Begin Data listing
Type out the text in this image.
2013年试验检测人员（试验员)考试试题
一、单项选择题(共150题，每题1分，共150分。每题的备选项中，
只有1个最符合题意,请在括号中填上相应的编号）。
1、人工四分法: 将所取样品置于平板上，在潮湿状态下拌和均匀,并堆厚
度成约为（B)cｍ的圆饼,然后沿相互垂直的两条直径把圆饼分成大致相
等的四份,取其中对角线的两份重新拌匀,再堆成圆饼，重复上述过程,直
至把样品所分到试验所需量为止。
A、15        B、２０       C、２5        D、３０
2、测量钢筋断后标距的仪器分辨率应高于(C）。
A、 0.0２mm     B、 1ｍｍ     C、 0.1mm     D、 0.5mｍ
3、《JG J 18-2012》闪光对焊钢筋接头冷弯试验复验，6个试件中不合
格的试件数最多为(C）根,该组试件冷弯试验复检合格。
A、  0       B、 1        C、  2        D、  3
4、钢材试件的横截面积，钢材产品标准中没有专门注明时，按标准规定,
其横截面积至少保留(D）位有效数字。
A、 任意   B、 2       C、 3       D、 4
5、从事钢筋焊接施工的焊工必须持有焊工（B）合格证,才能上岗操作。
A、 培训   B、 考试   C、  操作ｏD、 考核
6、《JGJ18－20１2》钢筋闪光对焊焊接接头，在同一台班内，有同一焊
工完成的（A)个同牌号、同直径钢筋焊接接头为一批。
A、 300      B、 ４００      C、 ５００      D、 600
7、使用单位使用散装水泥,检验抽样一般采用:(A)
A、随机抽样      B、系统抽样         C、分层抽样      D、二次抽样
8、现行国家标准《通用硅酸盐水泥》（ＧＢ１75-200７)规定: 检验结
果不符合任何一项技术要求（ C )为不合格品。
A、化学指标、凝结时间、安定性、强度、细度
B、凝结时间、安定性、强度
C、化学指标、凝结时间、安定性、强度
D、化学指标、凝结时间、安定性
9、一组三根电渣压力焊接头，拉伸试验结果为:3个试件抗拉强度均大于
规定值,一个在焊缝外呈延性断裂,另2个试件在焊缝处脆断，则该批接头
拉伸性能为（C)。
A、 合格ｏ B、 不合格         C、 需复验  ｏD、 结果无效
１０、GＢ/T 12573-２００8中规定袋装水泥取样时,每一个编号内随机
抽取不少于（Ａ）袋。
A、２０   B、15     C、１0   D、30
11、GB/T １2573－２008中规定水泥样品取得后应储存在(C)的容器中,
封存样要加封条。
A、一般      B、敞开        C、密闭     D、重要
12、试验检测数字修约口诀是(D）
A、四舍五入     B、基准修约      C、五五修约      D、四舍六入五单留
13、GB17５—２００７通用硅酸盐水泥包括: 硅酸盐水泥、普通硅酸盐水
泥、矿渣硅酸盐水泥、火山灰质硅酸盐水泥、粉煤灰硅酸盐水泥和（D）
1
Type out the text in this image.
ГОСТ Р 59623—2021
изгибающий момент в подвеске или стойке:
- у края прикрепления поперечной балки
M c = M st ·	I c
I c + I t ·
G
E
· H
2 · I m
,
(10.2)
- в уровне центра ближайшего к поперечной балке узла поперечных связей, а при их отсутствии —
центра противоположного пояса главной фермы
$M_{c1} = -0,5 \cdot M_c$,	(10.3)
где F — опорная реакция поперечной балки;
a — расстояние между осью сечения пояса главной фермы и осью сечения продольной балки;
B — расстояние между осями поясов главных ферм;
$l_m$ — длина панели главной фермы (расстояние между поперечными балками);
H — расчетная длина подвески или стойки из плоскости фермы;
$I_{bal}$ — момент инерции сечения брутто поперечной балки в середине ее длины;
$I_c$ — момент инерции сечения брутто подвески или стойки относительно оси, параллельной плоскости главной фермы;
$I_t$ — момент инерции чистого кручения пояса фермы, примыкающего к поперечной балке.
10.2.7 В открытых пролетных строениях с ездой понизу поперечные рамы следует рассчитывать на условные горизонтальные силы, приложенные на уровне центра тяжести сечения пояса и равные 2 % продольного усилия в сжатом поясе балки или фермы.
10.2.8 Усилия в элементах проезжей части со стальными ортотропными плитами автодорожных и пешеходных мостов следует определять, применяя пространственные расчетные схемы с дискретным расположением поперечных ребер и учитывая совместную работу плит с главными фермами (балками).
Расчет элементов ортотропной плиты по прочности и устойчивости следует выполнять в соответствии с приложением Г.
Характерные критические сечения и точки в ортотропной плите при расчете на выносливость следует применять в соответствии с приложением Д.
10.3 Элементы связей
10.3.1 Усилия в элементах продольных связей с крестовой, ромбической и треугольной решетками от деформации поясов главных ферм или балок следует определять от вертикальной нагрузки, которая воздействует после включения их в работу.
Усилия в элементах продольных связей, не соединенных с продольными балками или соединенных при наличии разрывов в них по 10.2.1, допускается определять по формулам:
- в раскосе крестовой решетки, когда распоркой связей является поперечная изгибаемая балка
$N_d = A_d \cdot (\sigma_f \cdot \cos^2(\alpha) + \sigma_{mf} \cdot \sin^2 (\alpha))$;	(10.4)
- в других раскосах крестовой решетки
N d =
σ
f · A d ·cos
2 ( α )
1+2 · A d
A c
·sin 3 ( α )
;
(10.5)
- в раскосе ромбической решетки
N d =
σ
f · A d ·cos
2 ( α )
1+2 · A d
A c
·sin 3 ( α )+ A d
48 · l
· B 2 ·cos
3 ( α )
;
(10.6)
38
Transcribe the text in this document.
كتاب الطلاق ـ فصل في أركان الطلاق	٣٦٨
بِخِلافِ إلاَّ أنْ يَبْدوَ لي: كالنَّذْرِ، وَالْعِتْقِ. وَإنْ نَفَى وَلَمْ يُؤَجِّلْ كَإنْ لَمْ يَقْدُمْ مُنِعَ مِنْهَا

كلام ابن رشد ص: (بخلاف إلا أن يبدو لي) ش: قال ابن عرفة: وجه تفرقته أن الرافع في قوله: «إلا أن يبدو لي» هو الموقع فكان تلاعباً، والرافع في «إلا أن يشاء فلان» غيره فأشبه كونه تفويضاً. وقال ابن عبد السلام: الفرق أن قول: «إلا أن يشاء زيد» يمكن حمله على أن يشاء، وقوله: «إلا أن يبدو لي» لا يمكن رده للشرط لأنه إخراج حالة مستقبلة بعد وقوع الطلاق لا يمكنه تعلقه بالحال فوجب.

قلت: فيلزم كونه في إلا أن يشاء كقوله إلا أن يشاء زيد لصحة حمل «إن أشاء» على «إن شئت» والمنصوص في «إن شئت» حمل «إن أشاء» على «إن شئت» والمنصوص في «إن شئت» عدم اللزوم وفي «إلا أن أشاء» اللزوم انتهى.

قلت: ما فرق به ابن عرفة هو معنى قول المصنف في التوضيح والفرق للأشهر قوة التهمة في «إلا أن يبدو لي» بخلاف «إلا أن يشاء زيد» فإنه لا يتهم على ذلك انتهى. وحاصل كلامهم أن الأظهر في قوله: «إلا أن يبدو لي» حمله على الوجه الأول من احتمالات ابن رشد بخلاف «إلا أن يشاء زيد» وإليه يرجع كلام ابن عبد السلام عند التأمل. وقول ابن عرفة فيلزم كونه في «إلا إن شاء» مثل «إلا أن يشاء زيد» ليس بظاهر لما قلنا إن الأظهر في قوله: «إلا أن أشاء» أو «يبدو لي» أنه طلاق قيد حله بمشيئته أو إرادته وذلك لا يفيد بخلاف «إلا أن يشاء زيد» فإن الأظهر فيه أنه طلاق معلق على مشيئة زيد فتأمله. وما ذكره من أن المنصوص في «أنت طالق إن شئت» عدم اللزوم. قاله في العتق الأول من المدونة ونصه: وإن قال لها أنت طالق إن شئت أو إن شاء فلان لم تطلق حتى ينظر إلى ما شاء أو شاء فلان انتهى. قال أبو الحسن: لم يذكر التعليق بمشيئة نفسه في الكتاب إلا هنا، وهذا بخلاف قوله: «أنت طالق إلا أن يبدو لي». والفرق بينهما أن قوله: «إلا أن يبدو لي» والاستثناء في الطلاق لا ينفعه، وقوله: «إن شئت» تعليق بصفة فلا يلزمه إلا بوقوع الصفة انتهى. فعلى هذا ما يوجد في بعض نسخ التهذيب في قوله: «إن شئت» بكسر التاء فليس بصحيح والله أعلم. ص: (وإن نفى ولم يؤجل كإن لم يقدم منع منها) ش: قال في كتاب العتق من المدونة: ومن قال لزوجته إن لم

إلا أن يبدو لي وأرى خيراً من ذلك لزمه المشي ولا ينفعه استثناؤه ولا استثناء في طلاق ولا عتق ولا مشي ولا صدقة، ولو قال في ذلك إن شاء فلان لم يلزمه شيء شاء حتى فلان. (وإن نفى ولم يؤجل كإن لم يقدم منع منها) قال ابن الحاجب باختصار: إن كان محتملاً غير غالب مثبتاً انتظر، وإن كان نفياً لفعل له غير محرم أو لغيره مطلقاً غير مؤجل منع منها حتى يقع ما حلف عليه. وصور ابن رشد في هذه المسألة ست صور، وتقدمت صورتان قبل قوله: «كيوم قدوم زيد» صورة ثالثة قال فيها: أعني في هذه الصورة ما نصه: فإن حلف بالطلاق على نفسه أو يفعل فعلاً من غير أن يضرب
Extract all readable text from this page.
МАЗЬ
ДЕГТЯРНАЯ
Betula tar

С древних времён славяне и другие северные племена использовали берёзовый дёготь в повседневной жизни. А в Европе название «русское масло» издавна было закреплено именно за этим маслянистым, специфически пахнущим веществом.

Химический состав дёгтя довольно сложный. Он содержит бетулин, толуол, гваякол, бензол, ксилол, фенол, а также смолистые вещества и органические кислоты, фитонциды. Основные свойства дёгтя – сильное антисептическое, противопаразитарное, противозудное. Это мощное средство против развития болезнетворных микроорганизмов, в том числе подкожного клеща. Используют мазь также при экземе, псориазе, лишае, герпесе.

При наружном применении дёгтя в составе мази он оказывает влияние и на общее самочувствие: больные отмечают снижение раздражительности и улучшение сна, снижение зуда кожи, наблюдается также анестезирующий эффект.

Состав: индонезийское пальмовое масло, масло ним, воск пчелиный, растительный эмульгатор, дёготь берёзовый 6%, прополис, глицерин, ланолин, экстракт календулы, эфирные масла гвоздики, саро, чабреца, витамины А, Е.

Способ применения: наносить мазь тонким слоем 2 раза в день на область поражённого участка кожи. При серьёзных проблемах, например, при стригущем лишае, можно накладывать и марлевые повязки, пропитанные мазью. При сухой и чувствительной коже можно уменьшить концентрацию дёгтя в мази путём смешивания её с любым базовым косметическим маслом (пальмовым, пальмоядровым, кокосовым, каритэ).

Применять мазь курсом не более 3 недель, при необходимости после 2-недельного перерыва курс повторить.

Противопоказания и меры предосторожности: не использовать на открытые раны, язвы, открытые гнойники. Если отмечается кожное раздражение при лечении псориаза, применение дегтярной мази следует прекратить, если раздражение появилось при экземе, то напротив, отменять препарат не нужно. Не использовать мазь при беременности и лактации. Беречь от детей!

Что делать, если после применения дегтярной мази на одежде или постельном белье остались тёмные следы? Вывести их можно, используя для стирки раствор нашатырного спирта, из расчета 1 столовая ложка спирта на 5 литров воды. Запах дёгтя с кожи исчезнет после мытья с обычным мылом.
End Data listing
[Work to do] Report how many lines include the word "плоскости". Give nothing but the number.

[Task solution] 2